Dataset items
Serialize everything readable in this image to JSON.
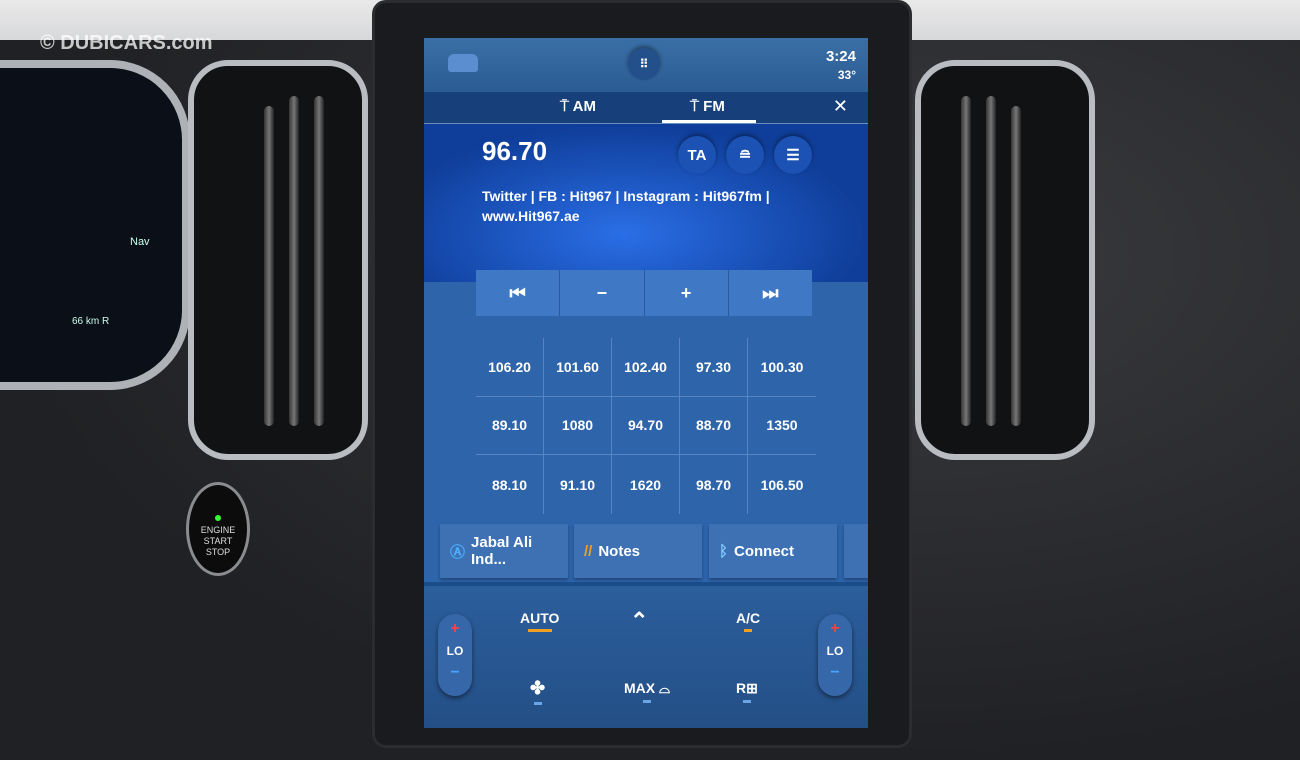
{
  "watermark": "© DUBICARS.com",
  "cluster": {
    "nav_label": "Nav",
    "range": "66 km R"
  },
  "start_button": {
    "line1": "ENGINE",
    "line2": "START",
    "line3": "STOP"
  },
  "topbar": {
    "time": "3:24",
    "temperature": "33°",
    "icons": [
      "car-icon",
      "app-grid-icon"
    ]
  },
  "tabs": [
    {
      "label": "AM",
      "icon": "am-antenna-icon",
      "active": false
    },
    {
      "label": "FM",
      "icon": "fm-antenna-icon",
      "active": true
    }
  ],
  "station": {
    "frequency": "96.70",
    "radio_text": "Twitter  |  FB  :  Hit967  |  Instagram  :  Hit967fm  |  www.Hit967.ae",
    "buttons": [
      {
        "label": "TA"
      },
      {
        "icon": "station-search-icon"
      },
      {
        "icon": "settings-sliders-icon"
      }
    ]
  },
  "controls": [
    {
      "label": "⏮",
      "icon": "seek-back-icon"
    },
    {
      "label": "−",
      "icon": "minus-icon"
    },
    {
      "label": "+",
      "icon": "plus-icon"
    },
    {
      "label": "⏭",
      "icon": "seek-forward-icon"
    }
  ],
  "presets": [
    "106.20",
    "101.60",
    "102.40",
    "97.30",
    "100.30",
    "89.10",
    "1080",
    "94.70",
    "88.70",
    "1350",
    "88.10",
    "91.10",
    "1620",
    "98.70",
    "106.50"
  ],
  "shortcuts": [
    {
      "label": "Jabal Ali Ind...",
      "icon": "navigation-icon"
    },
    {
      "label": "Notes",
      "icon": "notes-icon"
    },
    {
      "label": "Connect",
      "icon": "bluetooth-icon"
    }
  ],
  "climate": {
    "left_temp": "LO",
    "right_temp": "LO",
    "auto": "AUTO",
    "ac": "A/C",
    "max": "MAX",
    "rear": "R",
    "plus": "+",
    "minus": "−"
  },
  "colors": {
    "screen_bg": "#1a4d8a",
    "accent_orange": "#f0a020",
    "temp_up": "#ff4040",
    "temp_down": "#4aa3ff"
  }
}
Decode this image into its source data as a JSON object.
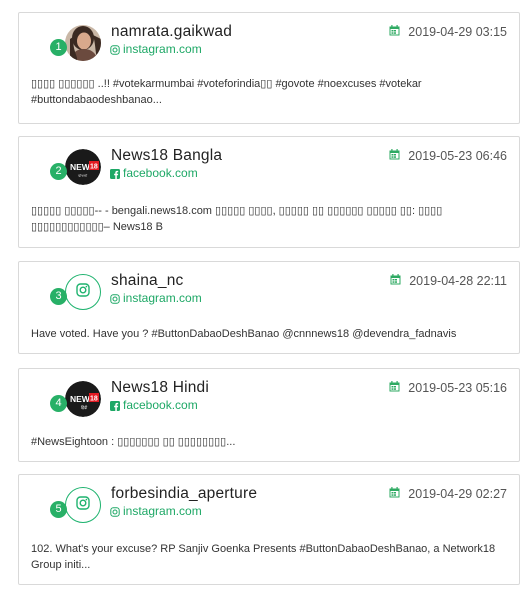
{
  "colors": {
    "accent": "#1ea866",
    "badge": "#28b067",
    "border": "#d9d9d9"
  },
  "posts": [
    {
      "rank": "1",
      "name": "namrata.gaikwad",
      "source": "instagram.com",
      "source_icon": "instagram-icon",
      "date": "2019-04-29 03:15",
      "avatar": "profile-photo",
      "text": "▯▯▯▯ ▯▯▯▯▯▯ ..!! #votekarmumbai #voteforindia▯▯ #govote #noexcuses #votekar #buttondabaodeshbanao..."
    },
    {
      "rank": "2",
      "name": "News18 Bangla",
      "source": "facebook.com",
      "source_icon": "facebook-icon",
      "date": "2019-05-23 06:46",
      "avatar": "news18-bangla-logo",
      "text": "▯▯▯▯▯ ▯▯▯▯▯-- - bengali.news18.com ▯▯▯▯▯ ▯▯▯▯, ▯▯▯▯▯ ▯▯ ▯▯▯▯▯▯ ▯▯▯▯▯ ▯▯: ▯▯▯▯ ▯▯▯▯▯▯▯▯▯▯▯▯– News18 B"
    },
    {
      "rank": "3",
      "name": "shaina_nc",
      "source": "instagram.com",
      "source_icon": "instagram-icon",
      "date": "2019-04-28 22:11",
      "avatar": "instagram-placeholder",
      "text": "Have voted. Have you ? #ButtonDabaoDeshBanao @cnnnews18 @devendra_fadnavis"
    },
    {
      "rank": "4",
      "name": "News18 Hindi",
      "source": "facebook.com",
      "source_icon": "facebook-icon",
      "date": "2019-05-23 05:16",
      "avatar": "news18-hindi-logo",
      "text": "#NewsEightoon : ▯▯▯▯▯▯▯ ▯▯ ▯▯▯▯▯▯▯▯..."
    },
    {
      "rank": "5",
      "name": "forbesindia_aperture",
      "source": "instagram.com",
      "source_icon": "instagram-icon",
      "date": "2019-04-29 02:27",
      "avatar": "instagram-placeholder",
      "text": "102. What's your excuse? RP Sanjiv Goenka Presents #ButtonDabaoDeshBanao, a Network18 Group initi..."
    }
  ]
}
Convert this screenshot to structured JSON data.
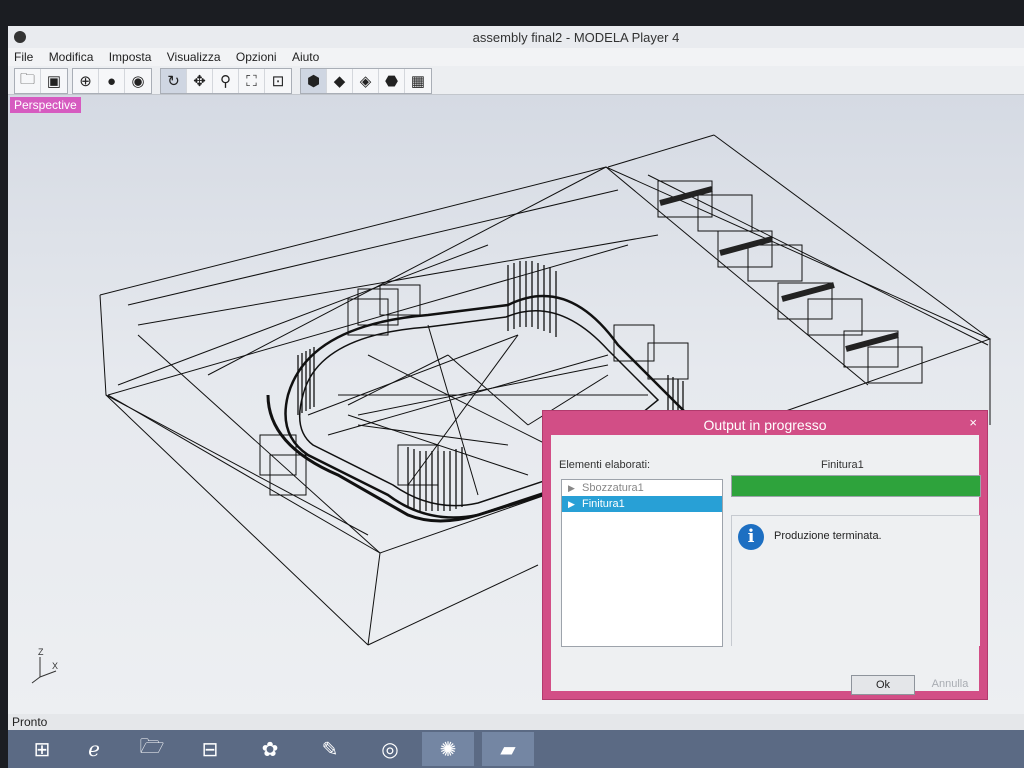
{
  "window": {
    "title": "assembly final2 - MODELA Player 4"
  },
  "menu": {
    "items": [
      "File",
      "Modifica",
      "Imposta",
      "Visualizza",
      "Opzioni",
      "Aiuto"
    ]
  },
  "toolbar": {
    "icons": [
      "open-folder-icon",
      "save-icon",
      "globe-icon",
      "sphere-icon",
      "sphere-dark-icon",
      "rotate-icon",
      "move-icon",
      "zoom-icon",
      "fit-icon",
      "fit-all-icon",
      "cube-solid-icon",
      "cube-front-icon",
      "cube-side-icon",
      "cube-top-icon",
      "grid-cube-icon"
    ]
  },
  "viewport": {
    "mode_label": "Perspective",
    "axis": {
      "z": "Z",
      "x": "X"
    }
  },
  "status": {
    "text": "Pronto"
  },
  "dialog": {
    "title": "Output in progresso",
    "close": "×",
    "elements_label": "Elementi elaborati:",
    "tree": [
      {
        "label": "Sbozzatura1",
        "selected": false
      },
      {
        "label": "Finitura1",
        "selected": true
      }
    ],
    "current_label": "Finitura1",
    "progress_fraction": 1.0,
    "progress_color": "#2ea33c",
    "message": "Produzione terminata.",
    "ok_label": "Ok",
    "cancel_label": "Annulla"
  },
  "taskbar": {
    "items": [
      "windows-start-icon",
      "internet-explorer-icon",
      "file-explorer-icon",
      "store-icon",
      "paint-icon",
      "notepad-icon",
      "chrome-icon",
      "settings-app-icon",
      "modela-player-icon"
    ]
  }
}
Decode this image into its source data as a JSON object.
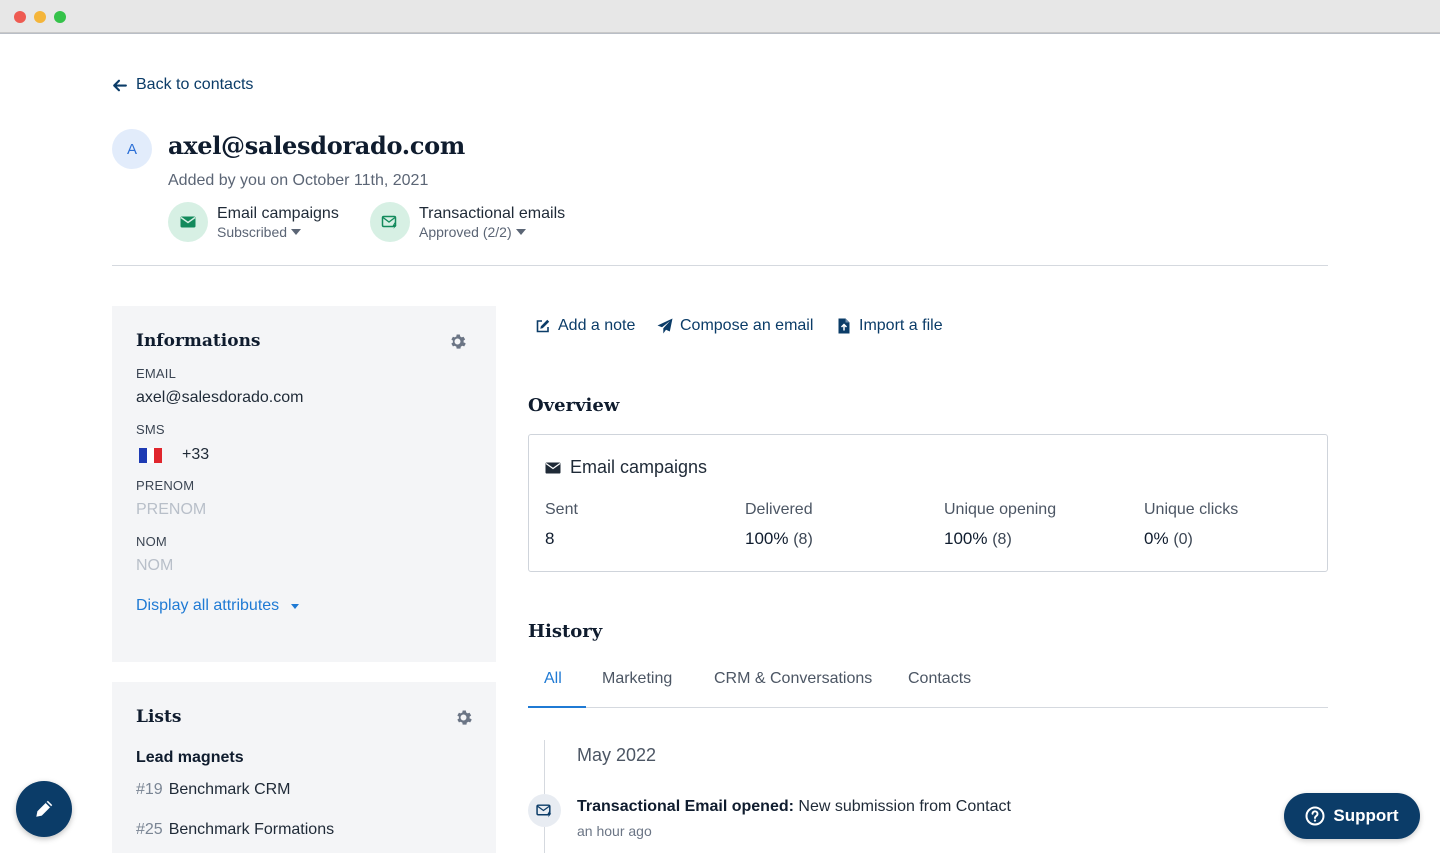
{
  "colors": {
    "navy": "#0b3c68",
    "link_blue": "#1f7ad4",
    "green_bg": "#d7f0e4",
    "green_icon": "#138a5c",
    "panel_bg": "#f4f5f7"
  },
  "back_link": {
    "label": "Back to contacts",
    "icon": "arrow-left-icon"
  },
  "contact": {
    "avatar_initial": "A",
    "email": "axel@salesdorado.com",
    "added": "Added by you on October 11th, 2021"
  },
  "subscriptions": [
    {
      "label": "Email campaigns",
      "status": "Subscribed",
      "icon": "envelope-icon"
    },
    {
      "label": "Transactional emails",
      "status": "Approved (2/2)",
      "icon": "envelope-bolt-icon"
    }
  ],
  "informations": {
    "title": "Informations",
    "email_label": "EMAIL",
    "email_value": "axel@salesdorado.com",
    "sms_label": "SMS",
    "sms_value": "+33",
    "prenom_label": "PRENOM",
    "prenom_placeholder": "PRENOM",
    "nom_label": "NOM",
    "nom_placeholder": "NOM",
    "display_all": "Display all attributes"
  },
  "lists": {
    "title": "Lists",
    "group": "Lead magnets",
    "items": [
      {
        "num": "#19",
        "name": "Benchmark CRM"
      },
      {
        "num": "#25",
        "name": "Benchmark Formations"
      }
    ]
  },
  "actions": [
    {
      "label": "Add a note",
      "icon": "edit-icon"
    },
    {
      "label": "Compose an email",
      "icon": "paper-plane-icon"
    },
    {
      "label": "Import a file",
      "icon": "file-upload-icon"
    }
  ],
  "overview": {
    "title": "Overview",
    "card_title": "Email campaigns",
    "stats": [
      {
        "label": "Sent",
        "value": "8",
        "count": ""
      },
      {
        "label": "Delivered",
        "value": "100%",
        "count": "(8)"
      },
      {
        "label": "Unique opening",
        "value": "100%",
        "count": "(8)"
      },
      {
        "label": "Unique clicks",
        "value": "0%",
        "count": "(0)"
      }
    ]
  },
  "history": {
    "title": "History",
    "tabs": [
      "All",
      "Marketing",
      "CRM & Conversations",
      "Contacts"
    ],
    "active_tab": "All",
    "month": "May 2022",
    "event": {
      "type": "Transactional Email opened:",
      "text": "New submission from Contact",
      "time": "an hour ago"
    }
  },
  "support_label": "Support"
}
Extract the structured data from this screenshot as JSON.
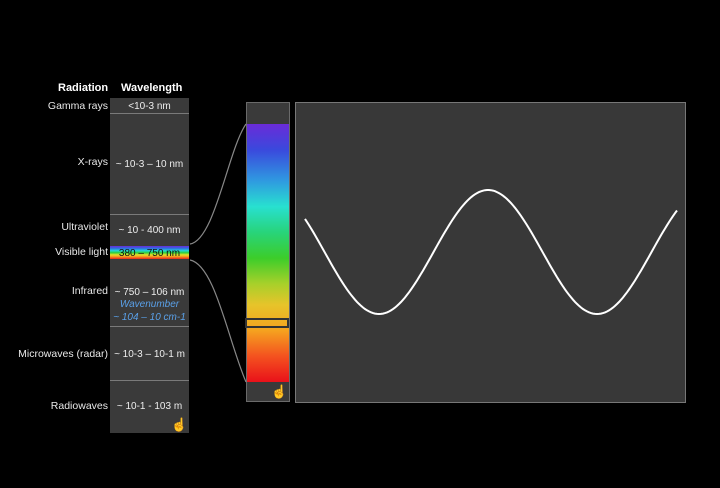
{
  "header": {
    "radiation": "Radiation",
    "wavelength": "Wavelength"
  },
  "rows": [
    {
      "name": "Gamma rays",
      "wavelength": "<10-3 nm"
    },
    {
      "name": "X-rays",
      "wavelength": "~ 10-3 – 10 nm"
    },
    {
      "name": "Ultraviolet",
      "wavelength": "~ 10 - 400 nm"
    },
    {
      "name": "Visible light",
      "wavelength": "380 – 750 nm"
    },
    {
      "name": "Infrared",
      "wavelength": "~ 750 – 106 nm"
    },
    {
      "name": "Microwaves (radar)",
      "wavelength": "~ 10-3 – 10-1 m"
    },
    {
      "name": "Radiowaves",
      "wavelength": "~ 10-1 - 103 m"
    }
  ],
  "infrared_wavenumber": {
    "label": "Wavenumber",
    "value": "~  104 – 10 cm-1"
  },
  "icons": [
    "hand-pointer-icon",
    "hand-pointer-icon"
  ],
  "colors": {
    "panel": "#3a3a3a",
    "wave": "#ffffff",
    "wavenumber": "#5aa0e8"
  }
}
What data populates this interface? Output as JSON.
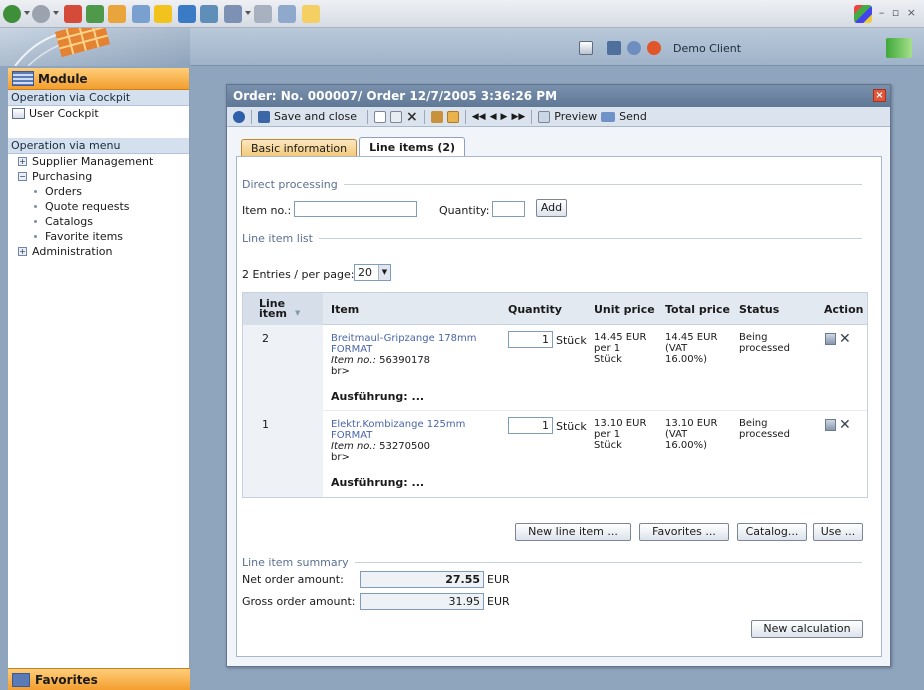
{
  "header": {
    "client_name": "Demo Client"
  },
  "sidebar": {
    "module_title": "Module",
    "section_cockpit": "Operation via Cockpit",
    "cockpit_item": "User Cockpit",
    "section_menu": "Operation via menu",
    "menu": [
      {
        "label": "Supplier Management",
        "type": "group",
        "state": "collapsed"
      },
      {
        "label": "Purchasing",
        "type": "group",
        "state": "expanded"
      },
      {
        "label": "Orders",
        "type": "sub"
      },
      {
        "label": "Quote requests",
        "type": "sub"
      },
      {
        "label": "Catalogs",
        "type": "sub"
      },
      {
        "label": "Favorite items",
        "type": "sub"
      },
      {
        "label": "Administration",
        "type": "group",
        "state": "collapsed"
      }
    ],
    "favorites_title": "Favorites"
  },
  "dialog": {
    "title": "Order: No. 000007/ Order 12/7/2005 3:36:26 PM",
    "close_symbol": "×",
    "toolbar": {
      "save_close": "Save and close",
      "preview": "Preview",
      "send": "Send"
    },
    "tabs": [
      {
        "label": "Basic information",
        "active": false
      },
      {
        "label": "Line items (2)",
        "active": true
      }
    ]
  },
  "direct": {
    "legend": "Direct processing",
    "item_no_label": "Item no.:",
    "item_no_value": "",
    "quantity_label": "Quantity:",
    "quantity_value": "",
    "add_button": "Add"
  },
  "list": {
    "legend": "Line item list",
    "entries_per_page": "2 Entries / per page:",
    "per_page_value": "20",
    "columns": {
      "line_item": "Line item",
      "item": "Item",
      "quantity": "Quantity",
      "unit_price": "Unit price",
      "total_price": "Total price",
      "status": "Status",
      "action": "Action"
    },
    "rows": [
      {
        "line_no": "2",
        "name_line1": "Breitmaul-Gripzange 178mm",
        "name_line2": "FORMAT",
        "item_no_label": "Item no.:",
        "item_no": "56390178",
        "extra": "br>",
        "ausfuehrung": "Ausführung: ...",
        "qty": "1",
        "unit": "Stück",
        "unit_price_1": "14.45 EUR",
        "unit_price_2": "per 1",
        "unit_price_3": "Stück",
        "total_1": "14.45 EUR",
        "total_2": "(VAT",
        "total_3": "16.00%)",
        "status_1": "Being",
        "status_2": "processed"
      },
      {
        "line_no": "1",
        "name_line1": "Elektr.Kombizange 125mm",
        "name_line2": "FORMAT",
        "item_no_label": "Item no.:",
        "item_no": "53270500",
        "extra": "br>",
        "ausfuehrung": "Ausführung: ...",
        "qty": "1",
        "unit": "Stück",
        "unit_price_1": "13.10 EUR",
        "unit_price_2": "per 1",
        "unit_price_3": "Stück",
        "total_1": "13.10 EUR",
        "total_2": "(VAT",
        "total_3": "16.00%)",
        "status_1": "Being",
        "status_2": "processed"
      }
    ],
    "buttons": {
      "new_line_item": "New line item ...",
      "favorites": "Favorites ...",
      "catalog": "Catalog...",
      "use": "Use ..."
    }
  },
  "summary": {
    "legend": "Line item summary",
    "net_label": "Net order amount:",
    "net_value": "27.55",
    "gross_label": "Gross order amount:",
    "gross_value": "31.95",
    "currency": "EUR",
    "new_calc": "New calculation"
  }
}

**Required task**
Copy out every line of the listing that includes the string "hand".

**Final result**
    "hand-pointer-icon",
    "hand-pointer-icon"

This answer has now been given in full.